EXERCISE OBJECTIVE =>
Write out each line beneath this one exactly as it reads.

THE DATA =>
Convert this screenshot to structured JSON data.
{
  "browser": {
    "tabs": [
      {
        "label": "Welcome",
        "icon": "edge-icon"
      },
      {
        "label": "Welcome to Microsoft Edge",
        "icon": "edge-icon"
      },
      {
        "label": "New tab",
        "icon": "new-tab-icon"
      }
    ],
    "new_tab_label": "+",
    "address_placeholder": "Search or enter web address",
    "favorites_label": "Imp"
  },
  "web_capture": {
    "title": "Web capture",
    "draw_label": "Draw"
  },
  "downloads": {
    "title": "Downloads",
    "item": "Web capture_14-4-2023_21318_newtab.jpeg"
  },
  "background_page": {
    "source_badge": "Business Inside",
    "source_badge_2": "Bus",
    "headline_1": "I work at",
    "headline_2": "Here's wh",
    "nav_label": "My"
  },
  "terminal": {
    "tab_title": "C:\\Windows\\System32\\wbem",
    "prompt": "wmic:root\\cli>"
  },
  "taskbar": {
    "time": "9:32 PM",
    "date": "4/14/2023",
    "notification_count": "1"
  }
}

COMPLETED EXERCISE =>
Convert this screenshot to structured JSON data.
{
  "browser": {
    "tabs": [
      {
        "label": "Welcome",
        "icon": "edge-icon"
      },
      {
        "label": "Welcome to Microsoft Edge",
        "icon": "edge-icon"
      },
      {
        "label": "New tab",
        "icon": "new-tab-icon"
      }
    ],
    "new_tab_label": "+",
    "address_placeholder": "Search or enter web address",
    "favorites_label": "Imp"
  },
  "web_capture": {
    "title": "Web capture",
    "draw_label": "Draw"
  },
  "downloads": {
    "title": "Downloads",
    "item": "Web capture_14-4-2023_21318_newtab.jpeg"
  },
  "background_page": {
    "source_badge": "Business Inside",
    "source_badge_2": "Bus",
    "headline_1": "I work at",
    "headline_2": "Here's wh",
    "nav_label": "My"
  },
  "terminal": {
    "tab_title": "C:\\Windows\\System32\\wbem",
    "prompt": "wmic:root\\cli>"
  },
  "taskbar": {
    "time": "9:32 PM",
    "date": "4/14/2023",
    "notification_count": "1"
  }
}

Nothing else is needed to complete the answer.